## Requirement
Reproduce the data exactly and drop any pictures it holds.

Excerpts from a figure dataset:
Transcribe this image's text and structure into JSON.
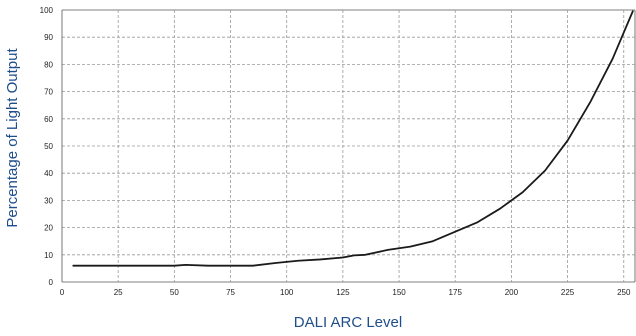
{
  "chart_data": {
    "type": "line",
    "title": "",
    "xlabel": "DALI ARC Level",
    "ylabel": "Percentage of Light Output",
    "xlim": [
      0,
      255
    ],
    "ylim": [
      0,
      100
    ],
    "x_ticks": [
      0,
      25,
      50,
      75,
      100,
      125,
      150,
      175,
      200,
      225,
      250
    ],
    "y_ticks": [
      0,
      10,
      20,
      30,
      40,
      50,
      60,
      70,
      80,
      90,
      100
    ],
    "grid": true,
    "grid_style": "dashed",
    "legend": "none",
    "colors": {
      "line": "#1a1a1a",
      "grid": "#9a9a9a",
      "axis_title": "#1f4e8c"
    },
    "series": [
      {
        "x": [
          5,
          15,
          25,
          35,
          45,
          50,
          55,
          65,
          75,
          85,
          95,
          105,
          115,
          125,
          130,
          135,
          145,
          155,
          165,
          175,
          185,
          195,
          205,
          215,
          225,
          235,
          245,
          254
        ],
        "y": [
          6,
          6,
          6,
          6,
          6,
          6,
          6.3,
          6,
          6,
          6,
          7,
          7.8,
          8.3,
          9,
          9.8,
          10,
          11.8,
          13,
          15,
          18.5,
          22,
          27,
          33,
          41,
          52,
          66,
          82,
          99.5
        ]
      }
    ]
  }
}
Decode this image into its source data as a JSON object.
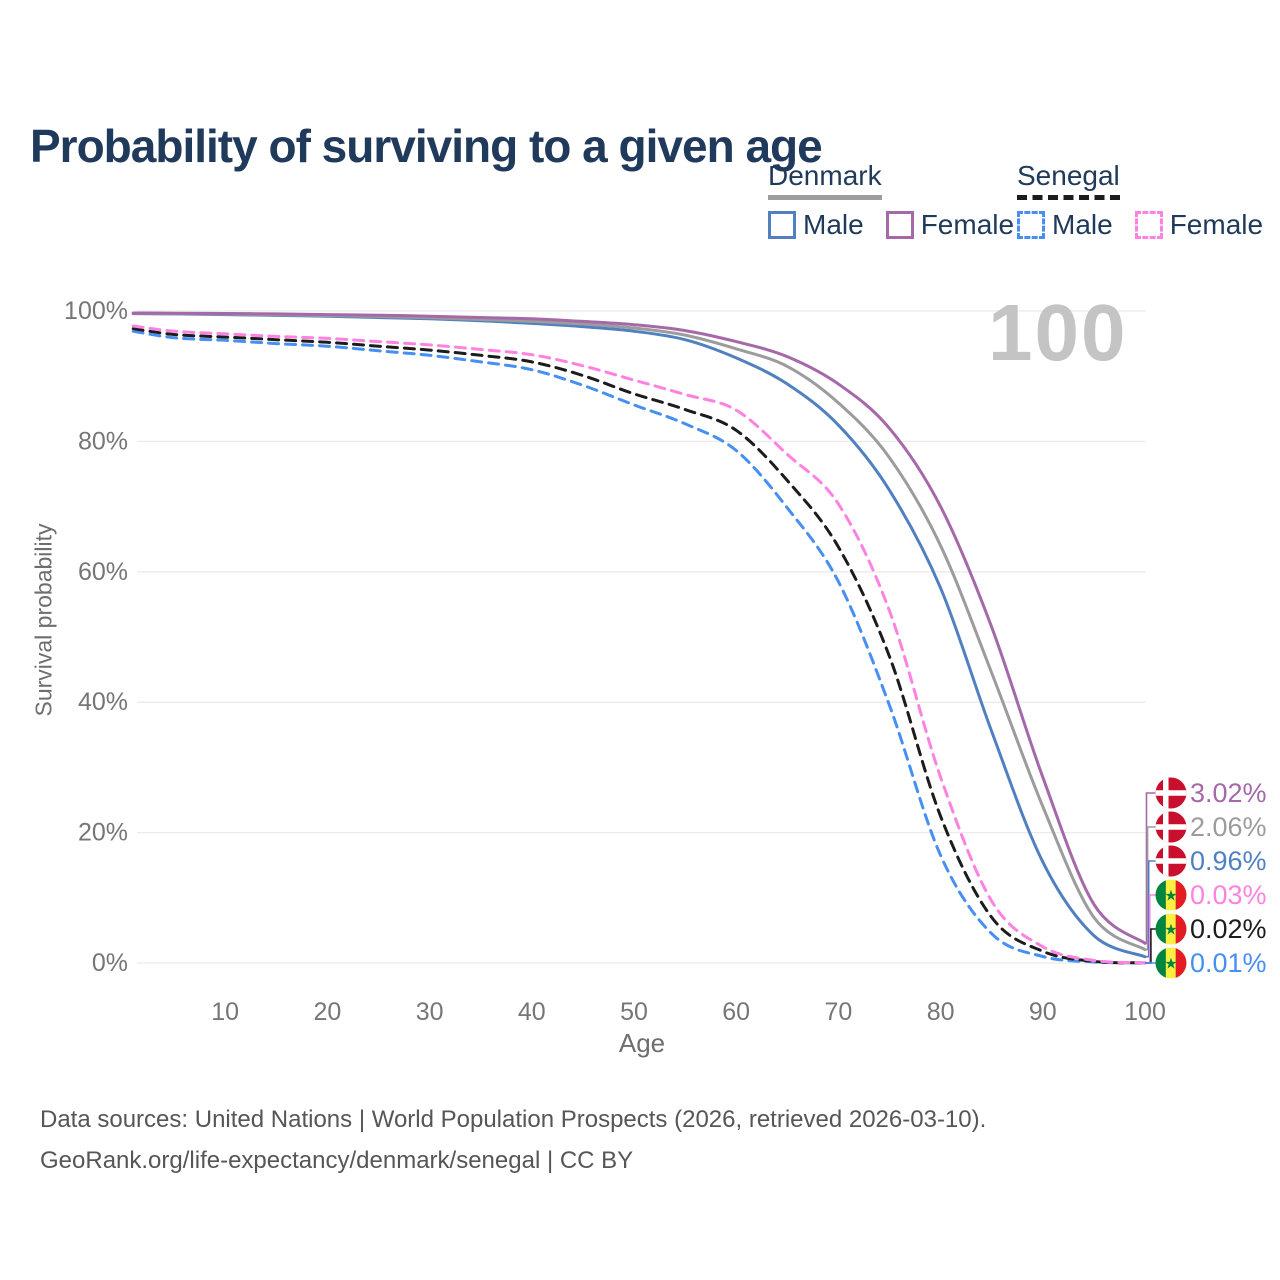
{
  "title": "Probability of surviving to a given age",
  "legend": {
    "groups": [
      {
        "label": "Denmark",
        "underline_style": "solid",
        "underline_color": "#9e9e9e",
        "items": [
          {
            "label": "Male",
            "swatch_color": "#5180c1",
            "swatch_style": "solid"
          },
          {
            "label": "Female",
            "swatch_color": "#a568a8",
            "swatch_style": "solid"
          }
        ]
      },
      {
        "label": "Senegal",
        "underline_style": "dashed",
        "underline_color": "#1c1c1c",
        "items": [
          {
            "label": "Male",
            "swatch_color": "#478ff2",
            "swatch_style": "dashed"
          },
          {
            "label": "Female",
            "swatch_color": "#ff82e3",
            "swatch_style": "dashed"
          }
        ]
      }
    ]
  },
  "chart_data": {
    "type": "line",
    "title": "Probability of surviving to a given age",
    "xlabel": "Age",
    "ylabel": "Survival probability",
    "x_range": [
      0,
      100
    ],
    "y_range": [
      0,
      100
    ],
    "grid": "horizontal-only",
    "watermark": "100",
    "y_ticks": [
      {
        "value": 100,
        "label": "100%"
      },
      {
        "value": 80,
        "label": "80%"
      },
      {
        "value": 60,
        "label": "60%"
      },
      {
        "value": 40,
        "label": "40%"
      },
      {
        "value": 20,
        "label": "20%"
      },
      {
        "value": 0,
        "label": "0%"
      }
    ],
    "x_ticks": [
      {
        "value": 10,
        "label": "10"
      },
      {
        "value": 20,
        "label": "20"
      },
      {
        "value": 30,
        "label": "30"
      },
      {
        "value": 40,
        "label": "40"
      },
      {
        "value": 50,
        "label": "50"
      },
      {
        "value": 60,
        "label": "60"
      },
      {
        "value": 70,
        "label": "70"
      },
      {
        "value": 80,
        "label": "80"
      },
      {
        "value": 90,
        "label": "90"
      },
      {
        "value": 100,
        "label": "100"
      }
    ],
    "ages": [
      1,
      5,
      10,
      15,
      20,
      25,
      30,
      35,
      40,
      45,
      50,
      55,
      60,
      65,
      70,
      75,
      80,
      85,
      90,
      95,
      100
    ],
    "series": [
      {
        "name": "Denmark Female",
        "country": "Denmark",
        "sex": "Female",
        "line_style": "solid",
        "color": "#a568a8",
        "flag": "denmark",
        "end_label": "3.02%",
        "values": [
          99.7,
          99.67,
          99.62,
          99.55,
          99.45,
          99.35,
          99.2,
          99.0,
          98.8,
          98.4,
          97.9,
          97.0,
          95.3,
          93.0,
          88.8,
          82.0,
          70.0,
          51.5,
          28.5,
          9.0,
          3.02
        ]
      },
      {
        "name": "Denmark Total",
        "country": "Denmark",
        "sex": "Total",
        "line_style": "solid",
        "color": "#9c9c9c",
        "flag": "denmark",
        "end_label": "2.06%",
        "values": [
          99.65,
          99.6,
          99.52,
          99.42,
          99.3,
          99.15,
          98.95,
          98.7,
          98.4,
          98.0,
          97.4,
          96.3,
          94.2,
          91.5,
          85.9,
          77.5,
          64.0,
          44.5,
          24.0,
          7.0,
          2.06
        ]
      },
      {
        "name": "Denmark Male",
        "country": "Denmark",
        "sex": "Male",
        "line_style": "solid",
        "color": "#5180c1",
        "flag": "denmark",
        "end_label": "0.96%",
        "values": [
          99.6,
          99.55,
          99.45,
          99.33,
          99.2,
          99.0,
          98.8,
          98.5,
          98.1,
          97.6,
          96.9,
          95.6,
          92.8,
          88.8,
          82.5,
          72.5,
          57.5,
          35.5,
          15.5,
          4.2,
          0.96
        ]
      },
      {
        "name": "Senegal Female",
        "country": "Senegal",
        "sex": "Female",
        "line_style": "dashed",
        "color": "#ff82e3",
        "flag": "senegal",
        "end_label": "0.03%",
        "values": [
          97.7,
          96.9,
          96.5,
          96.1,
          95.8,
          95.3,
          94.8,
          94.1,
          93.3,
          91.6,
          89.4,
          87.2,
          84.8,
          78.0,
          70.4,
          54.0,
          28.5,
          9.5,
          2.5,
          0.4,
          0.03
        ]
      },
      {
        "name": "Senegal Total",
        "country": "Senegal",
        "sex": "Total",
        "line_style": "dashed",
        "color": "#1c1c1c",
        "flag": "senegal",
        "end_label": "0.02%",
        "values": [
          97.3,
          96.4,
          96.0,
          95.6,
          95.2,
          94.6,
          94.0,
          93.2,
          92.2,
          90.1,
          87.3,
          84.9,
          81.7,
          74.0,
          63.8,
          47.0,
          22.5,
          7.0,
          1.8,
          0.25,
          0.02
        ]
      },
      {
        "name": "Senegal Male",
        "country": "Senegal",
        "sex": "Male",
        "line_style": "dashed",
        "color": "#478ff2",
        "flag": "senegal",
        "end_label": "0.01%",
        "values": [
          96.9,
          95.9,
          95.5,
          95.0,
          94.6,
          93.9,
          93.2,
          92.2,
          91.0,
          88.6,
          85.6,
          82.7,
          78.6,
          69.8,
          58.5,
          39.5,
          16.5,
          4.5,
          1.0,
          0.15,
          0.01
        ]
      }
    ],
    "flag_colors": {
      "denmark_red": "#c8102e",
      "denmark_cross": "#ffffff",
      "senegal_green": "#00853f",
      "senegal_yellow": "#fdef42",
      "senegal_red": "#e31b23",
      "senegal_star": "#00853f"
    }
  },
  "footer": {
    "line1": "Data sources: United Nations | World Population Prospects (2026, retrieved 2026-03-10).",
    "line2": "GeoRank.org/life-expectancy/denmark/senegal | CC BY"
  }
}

## Reply to the exercise
Transcribe this image's text and structure into JSON.
{
  "chart_data": {
    "type": "line",
    "title": "",
    "xlabel": "DALI ARC Level",
    "ylabel": "Percentage of Light Output",
    "xlim": [
      0,
      255
    ],
    "ylim": [
      0,
      100
    ],
    "x_ticks": [
      0,
      25,
      50,
      75,
      100,
      125,
      150,
      175,
      200,
      225,
      250
    ],
    "y_ticks": [
      0,
      10,
      20,
      30,
      40,
      50,
      60,
      70,
      80,
      90,
      100
    ],
    "grid": true,
    "grid_style": "dashed",
    "legend": "none",
    "colors": {
      "line": "#1a1a1a",
      "grid": "#9a9a9a",
      "axis_title": "#1f4e8c"
    },
    "series": [
      {
        "x": [
          5,
          15,
          25,
          35,
          45,
          50,
          55,
          65,
          75,
          85,
          95,
          105,
          115,
          125,
          130,
          135,
          145,
          155,
          165,
          175,
          185,
          195,
          205,
          215,
          225,
          235,
          245,
          254
        ],
        "y": [
          6,
          6,
          6,
          6,
          6,
          6,
          6.3,
          6,
          6,
          6,
          7,
          7.8,
          8.3,
          9,
          9.8,
          10,
          11.8,
          13,
          15,
          18.5,
          22,
          27,
          33,
          41,
          52,
          66,
          82,
          99.5
        ]
      }
    ]
  }
}
Decode this image into its source data as a JSON object.
{
  "title": "Probability of surviving to a given age",
  "legend": {
    "groups": [
      {
        "label": "Denmark",
        "underline_style": "solid",
        "underline_color": "#9e9e9e",
        "items": [
          {
            "label": "Male",
            "swatch_color": "#5180c1",
            "swatch_style": "solid"
          },
          {
            "label": "Female",
            "swatch_color": "#a568a8",
            "swatch_style": "solid"
          }
        ]
      },
      {
        "label": "Senegal",
        "underline_style": "dashed",
        "underline_color": "#1c1c1c",
        "items": [
          {
            "label": "Male",
            "swatch_color": "#478ff2",
            "swatch_style": "dashed"
          },
          {
            "label": "Female",
            "swatch_color": "#ff82e3",
            "swatch_style": "dashed"
          }
        ]
      }
    ]
  },
  "chart_data": {
    "type": "line",
    "title": "Probability of surviving to a given age",
    "xlabel": "Age",
    "ylabel": "Survival probability",
    "x_range": [
      0,
      100
    ],
    "y_range": [
      0,
      100
    ],
    "grid": "horizontal-only",
    "watermark": "100",
    "y_ticks": [
      {
        "value": 100,
        "label": "100%"
      },
      {
        "value": 80,
        "label": "80%"
      },
      {
        "value": 60,
        "label": "60%"
      },
      {
        "value": 40,
        "label": "40%"
      },
      {
        "value": 20,
        "label": "20%"
      },
      {
        "value": 0,
        "label": "0%"
      }
    ],
    "x_ticks": [
      {
        "value": 10,
        "label": "10"
      },
      {
        "value": 20,
        "label": "20"
      },
      {
        "value": 30,
        "label": "30"
      },
      {
        "value": 40,
        "label": "40"
      },
      {
        "value": 50,
        "label": "50"
      },
      {
        "value": 60,
        "label": "60"
      },
      {
        "value": 70,
        "label": "70"
      },
      {
        "value": 80,
        "label": "80"
      },
      {
        "value": 90,
        "label": "90"
      },
      {
        "value": 100,
        "label": "100"
      }
    ],
    "ages": [
      1,
      5,
      10,
      15,
      20,
      25,
      30,
      35,
      40,
      45,
      50,
      55,
      60,
      65,
      70,
      75,
      80,
      85,
      90,
      95,
      100
    ],
    "series": [
      {
        "name": "Denmark Female",
        "country": "Denmark",
        "sex": "Female",
        "line_style": "solid",
        "color": "#a568a8",
        "flag": "denmark",
        "end_label": "3.02%",
        "values": [
          99.7,
          99.67,
          99.62,
          99.55,
          99.45,
          99.35,
          99.2,
          99.0,
          98.8,
          98.4,
          97.9,
          97.0,
          95.3,
          93.0,
          88.8,
          82.0,
          70.0,
          51.5,
          28.5,
          9.0,
          3.02
        ]
      },
      {
        "name": "Denmark Total",
        "country": "Denmark",
        "sex": "Total",
        "line_style": "solid",
        "color": "#9c9c9c",
        "flag": "denmark",
        "end_label": "2.06%",
        "values": [
          99.65,
          99.6,
          99.52,
          99.42,
          99.3,
          99.15,
          98.95,
          98.7,
          98.4,
          98.0,
          97.4,
          96.3,
          94.2,
          91.5,
          85.9,
          77.5,
          64.0,
          44.5,
          24.0,
          7.0,
          2.06
        ]
      },
      {
        "name": "Denmark Male",
        "country": "Denmark",
        "sex": "Male",
        "line_style": "solid",
        "color": "#5180c1",
        "flag": "denmark",
        "end_label": "0.96%",
        "values": [
          99.6,
          99.55,
          99.45,
          99.33,
          99.2,
          99.0,
          98.8,
          98.5,
          98.1,
          97.6,
          96.9,
          95.6,
          92.8,
          88.8,
          82.5,
          72.5,
          57.5,
          35.5,
          15.5,
          4.2,
          0.96
        ]
      },
      {
        "name": "Senegal Female",
        "country": "Senegal",
        "sex": "Female",
        "line_style": "dashed",
        "color": "#ff82e3",
        "flag": "senegal",
        "end_label": "0.03%",
        "values": [
          97.7,
          96.9,
          96.5,
          96.1,
          95.8,
          95.3,
          94.8,
          94.1,
          93.3,
          91.6,
          89.4,
          87.2,
          84.8,
          78.0,
          70.4,
          54.0,
          28.5,
          9.5,
          2.5,
          0.4,
          0.03
        ]
      },
      {
        "name": "Senegal Total",
        "country": "Senegal",
        "sex": "Total",
        "line_style": "dashed",
        "color": "#1c1c1c",
        "flag": "senegal",
        "end_label": "0.02%",
        "values": [
          97.3,
          96.4,
          96.0,
          95.6,
          95.2,
          94.6,
          94.0,
          93.2,
          92.2,
          90.1,
          87.3,
          84.9,
          81.7,
          74.0,
          63.8,
          47.0,
          22.5,
          7.0,
          1.8,
          0.25,
          0.02
        ]
      },
      {
        "name": "Senegal Male",
        "country": "Senegal",
        "sex": "Male",
        "line_style": "dashed",
        "color": "#478ff2",
        "flag": "senegal",
        "end_label": "0.01%",
        "values": [
          96.9,
          95.9,
          95.5,
          95.0,
          94.6,
          93.9,
          93.2,
          92.2,
          91.0,
          88.6,
          85.6,
          82.7,
          78.6,
          69.8,
          58.5,
          39.5,
          16.5,
          4.5,
          1.0,
          0.15,
          0.01
        ]
      }
    ],
    "flag_colors": {
      "denmark_red": "#c8102e",
      "denmark_cross": "#ffffff",
      "senegal_green": "#00853f",
      "senegal_yellow": "#fdef42",
      "senegal_red": "#e31b23",
      "senegal_star": "#00853f"
    }
  },
  "footer": {
    "line1": "Data sources: United Nations | World Population Prospects (2026, retrieved 2026-03-10).",
    "line2": "GeoRank.org/life-expectancy/denmark/senegal | CC BY"
  }
}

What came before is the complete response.